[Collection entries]

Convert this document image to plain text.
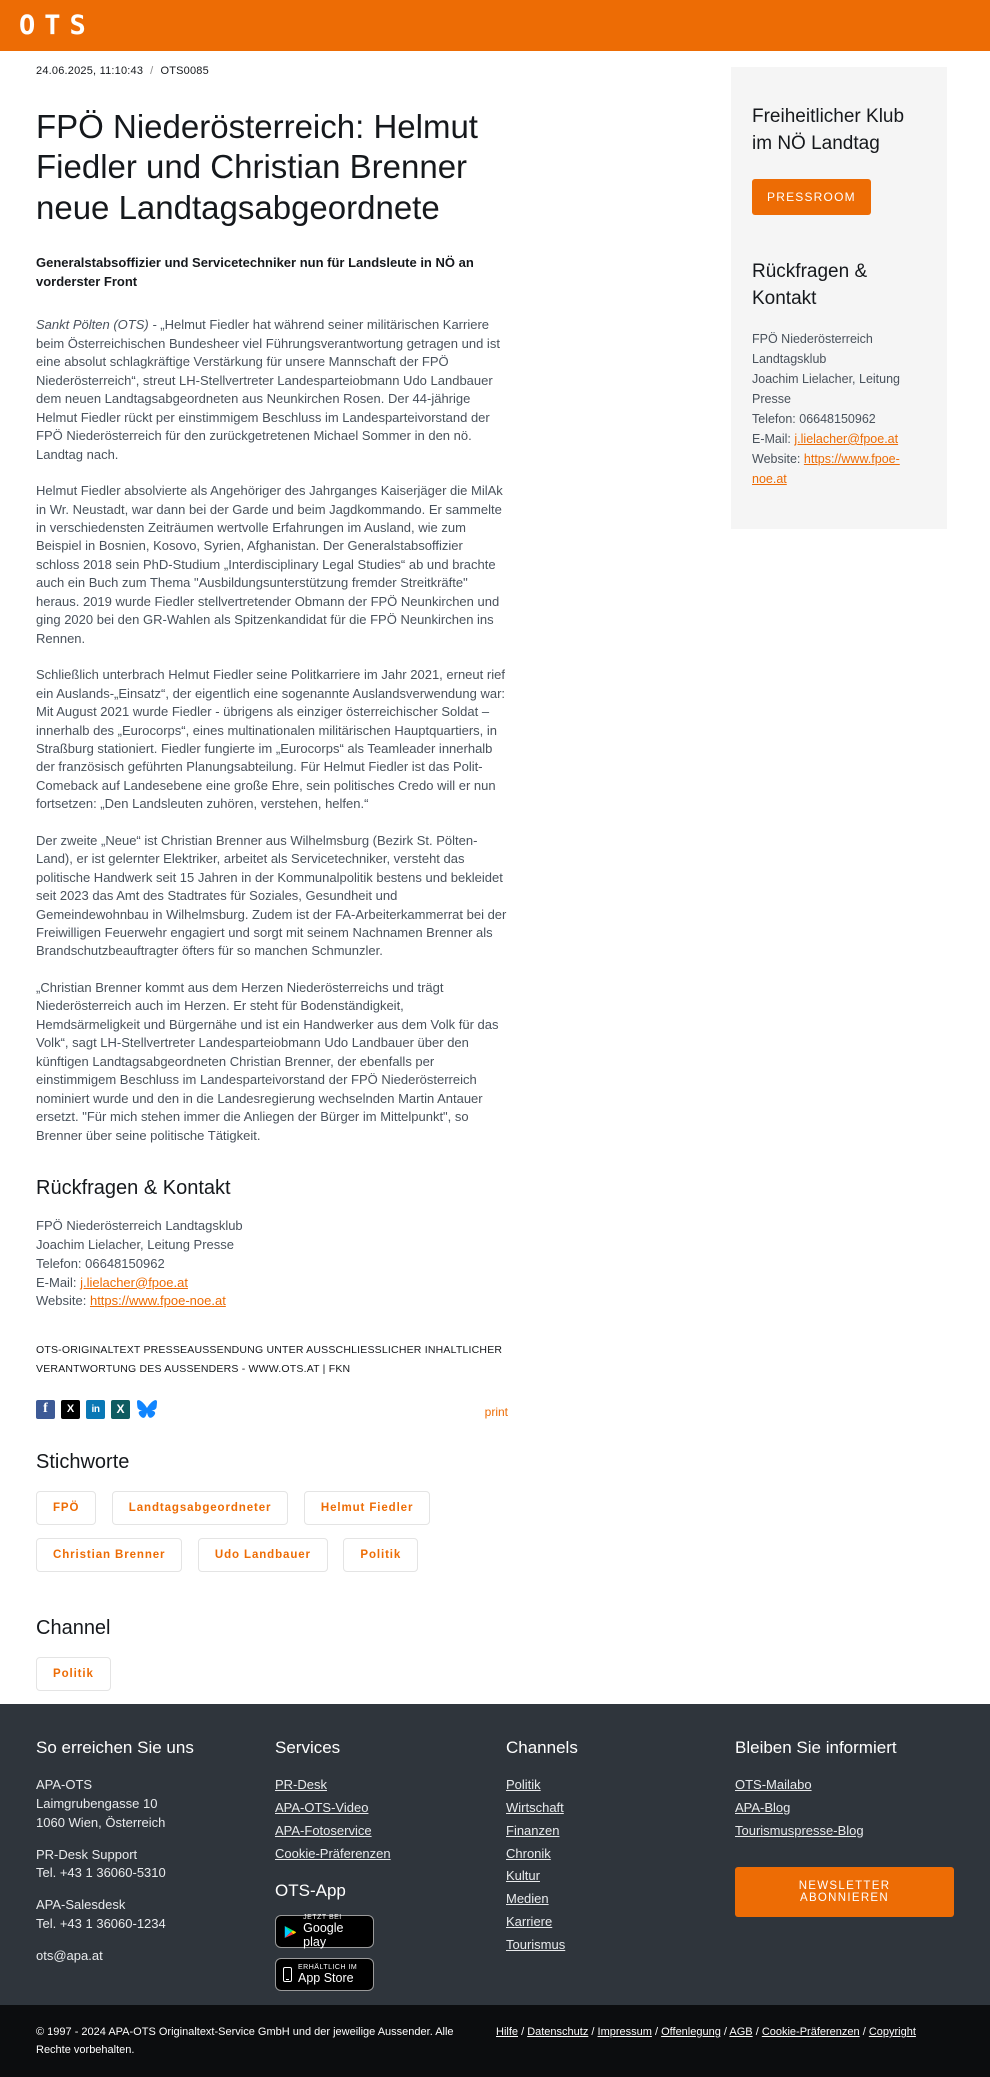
OTS
24.06.2025, 11:10:43 / OTS0085
FPÖ Niederösterreich: Helmut Fiedler und Christian Brenner neue Landtagsabgeordnete

Generalstabsoffizier und Servicetechniker nun für Landsleute in NÖ an vorderster Front

Sankt Pölten (OTS) - „Helmut Fiedler hat während seiner militärischen Karriere beim Österreichischen Bundesheer viel Führungsverantwortung getragen und ist eine absolut schlagkräftige Verstärkung für unsere Mannschaft der FPÖ Niederösterreich“, streut LH-Stellvertreter Landesparteiobmann Udo Landbauer dem neuen Landtagsabgeordneten aus Neunkirchen Rosen. Der 44-jährige Helmut Fiedler rückt per einstimmigem Beschluss im Landesparteivorstand der FPÖ Niederösterreich für den zurückgetretenen Michael Sommer in den nö. Landtag nach.

Helmut Fiedler absolvierte als Angehöriger des Jahrganges Kaiserjäger die MilAk in Wr. Neustadt, war dann bei der Garde und beim Jagdkommando. Er sammelte in verschiedensten Zeiträumen wertvolle Erfahrungen im Ausland, wie zum Beispiel in Bosnien, Kosovo, Syrien, Afghanistan. Der Generalstabsoffizier schloss 2018 sein PhD-Studium „Interdisciplinary Legal Studies“ ab und brachte auch ein Buch zum Thema "Ausbildungsunterstützung fremder Streitkräfte" heraus. 2019 wurde Fiedler stellvertretender Obmann der FPÖ Neunkirchen und ging 2020 bei den GR-Wahlen als Spitzenkandidat für die FPÖ Neunkirchen ins Rennen.

Schließlich unterbrach Helmut Fiedler seine Politkarriere im Jahr 2021, erneut rief ein Auslands-„Einsatz“, der eigentlich eine sogenannte Auslandsverwendung war: Mit August 2021 wurde Fiedler - übrigens als einziger österreichischer Soldat – innerhalb des „Eurocorps“, eines multinationalen militärischen Hauptquartiers, in Straßburg stationiert. Fiedler fungierte im „Eurocorps“ als Teamleader innerhalb der französisch geführten Planungsabteilung. Für Helmut Fiedler ist das Polit-Comeback auf Landesebene eine große Ehre, sein politisches Credo will er nun fortsetzen: „Den Landsleuten zuhören, verstehen, helfen.“

Der zweite „Neue“ ist Christian Brenner aus Wilhelmsburg (Bezirk St. Pölten-Land), er ist gelernter Elektriker, arbeitet als Servicetechniker, versteht das politische Handwerk seit 15 Jahren in der Kommunalpolitik bestens und bekleidet seit 2023 das Amt des Stadtrates für Soziales, Gesundheit und Gemeindewohnbau in Wilhelmsburg. Zudem ist der FA-Arbeiterkammerrat bei der Freiwilligen Feuerwehr engagiert und sorgt mit seinem Nachnamen Brenner als Brandschutzbeauftragter öfters für so manchen Schmunzler.

„Christian Brenner kommt aus dem Herzen Niederösterreichs und trägt Niederösterreich auch im Herzen. Er steht für Bodenständigkeit, Hemdsärmeligkeit und Bürgernähe und ist ein Handwerker aus dem Volk für das Volk“, sagt LH-Stellvertreter Landesparteiobmann Udo Landbauer über den künftigen Landtagsabgeordneten Christian Brenner, der ebenfalls per einstimmigem Beschluss im Landesparteivorstand der FPÖ Niederösterreich nominiert wurde und den in die Landesregierung wechselnden Martin Antauer ersetzt. "Für mich stehen immer die Anliegen der Bürger im Mittelpunkt", so Brenner über seine politische Tätigkeit.

Rückfragen & Kontakt
FPÖ Niederösterreich Landtagsklub
Joachim Lielacher, Leitung Presse
Telefon: 06648150962
E-Mail: j.lielacher@fpoe.at
Website: https://www.fpoe-noe.at

OTS-ORIGINALTEXT PRESSEAUSSENDUNG UNTER AUSSCHLIESSLICHER INHALTLICHER VERANTWORTUNG DES AUSSENDERS - WWW.OTS.AT | FKN

f	X	in	X	print
Stichworte
FPÖ	Landtagsabgeordneter	Helmut Fiedler Christian Brenner	Udo Landbauer	Politik
Channel
Politik
Freiheitlicher Klub im NÖ Landtag
PRESSROOM
Rückfragen & Kontakt
FPÖ Niederösterreich Landtagsklub
Joachim Lielacher, Leitung Presse
Telefon: 06648150962
E-Mail: j.lielacher@fpoe.at
Website: https://www.fpoe-noe.at
So erreichen Sie uns
APA-OTS
Laimgrubengasse 10
1060 Wien, Österreich
PR-Desk Support
Tel. +43 1 36060-5310
APA-Salesdesk
Tel. +43 1 36060-1234
ots@apa.at
Services
PR-Desk
APA-OTS-Video
APA-Fotoservice
Cookie-Präferenzen
OTS-App
JETZT BEI
Google play
ERHÄLTLICH IM
App Store
Channels
Politik
Wirtschaft
Finanzen
Chronik
Kultur
Medien
Karriere
Tourismus
Bleiben Sie informiert
OTS-Mailabo
APA-Blog
Tourismuspresse-Blog
NEWSLETTER ABONNIEREN
© 1997 - 2024 APA-OTS Originaltext-Service GmbH und der jeweilige Aussender. Alle Rechte vorbehalten.
Hilfe / Datenschutz / Impressum / Offenlegung / AGB / Cookie-Präferenzen / Copyright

• **YOUR GOAL**: Working from the material above, transcribe it exactly while omitting pictures.

• **REPLY**:
Convert this document image to plain text.
OTS
24.06.2025, 11:10:43 / OTS0085
FPÖ Niederösterreich: Helmut Fiedler und Christian Brenner neue Landtagsabgeordnete

Generalstabsoffizier und Servicetechniker nun für Landsleute in NÖ an vorderster Front

Sankt Pölten (OTS) - „Helmut Fiedler hat während seiner militärischen Karriere beim Österreichischen Bundesheer viel Führungsverantwortung getragen und ist eine absolut schlagkräftige Verstärkung für unsere Mannschaft der FPÖ Niederösterreich“, streut LH-Stellvertreter Landesparteiobmann Udo Landbauer dem neuen Landtagsabgeordneten aus Neunkirchen Rosen. Der 44-jährige Helmut Fiedler rückt per einstimmigem Beschluss im Landesparteivorstand der FPÖ Niederösterreich für den zurückgetretenen Michael Sommer in den nö. Landtag nach.

Helmut Fiedler absolvierte als Angehöriger des Jahrganges Kaiserjäger die MilAk in Wr. Neustadt, war dann bei der Garde und beim Jagdkommando. Er sammelte in verschiedensten Zeiträumen wertvolle Erfahrungen im Ausland, wie zum Beispiel in Bosnien, Kosovo, Syrien, Afghanistan. Der Generalstabsoffizier schloss 2018 sein PhD-Studium „Interdisciplinary Legal Studies“ ab und brachte auch ein Buch zum Thema "Ausbildungsunterstützung fremder Streitkräfte" heraus. 2019 wurde Fiedler stellvertretender Obmann der FPÖ Neunkirchen und ging 2020 bei den GR-Wahlen als Spitzenkandidat für die FPÖ Neunkirchen ins Rennen.

Schließlich unterbrach Helmut Fiedler seine Politkarriere im Jahr 2021, erneut rief ein Auslands-„Einsatz“, der eigentlich eine sogenannte Auslandsverwendung war: Mit August 2021 wurde Fiedler - übrigens als einziger österreichischer Soldat – innerhalb des „Eurocorps“, eines multinationalen militärischen Hauptquartiers, in Straßburg stationiert. Fiedler fungierte im „Eurocorps“ als Teamleader innerhalb der französisch geführten Planungsabteilung. Für Helmut Fiedler ist das Polit-Comeback auf Landesebene eine große Ehre, sein politisches Credo will er nun fortsetzen: „Den Landsleuten zuhören, verstehen, helfen.“

Der zweite „Neue“ ist Christian Brenner aus Wilhelmsburg (Bezirk St. Pölten-Land), er ist gelernter Elektriker, arbeitet als Servicetechniker, versteht das politische Handwerk seit 15 Jahren in der Kommunalpolitik bestens und bekleidet seit 2023 das Amt des Stadtrates für Soziales, Gesundheit und Gemeindewohnbau in Wilhelmsburg. Zudem ist der FA-Arbeiterkammerrat bei der Freiwilligen Feuerwehr engagiert und sorgt mit seinem Nachnamen Brenner als Brandschutzbeauftragter öfters für so manchen Schmunzler.

„Christian Brenner kommt aus dem Herzen Niederösterreichs und trägt Niederösterreich auch im Herzen. Er steht für Bodenständigkeit, Hemdsärmeligkeit und Bürgernähe und ist ein Handwerker aus dem Volk für das Volk“, sagt LH-Stellvertreter Landesparteiobmann Udo Landbauer über den künftigen Landtagsabgeordneten Christian Brenner, der ebenfalls per einstimmigem Beschluss im Landesparteivorstand der FPÖ Niederösterreich nominiert wurde und den in die Landesregierung wechselnden Martin Antauer ersetzt. "Für mich stehen immer die Anliegen der Bürger im Mittelpunkt", so Brenner über seine politische Tätigkeit.

Rückfragen & Kontakt
FPÖ Niederösterreich Landtagsklub
Joachim Lielacher, Leitung Presse
Telefon: 06648150962
E-Mail: j.lielacher@fpoe.at
Website: https://www.fpoe-noe.at

OTS-ORIGINALTEXT PRESSEAUSSENDUNG UNTER AUSSCHLIESSLICHER INHALTLICHER VERANTWORTUNG DES AUSSENDERS - WWW.OTS.AT | FKN

f	X	in	X	print
Stichworte
FPÖ	Landtagsabgeordneter	Helmut Fiedler Christian Brenner	Udo Landbauer	Politik
Channel
Politik
Freiheitlicher Klub im NÖ Landtag
PRESSROOM
Rückfragen & Kontakt
FPÖ Niederösterreich Landtagsklub
Joachim Lielacher, Leitung Presse
Telefon: 06648150962
E-Mail: j.lielacher@fpoe.at
Website: https://www.fpoe-noe.at
So erreichen Sie uns
APA-OTS
Laimgrubengasse 10
1060 Wien, Österreich
PR-Desk Support
Tel. +43 1 36060-5310
APA-Salesdesk
Tel. +43 1 36060-1234
ots@apa.at
Services
PR-Desk
APA-OTS-Video
APA-Fotoservice
Cookie-Präferenzen
OTS-App
JETZT BEI
Google play
ERHÄLTLICH IM
App Store
Channels
Politik
Wirtschaft
Finanzen
Chronik
Kultur
Medien
Karriere
Tourismus
Bleiben Sie informiert
OTS-Mailabo
APA-Blog
Tourismuspresse-Blog
NEWSLETTER ABONNIEREN
© 1997 - 2024 APA-OTS Originaltext-Service GmbH und der jeweilige Aussender. Alle Rechte vorbehalten.
Hilfe / Datenschutz / Impressum / Offenlegung / AGB / Cookie-Präferenzen / Copyright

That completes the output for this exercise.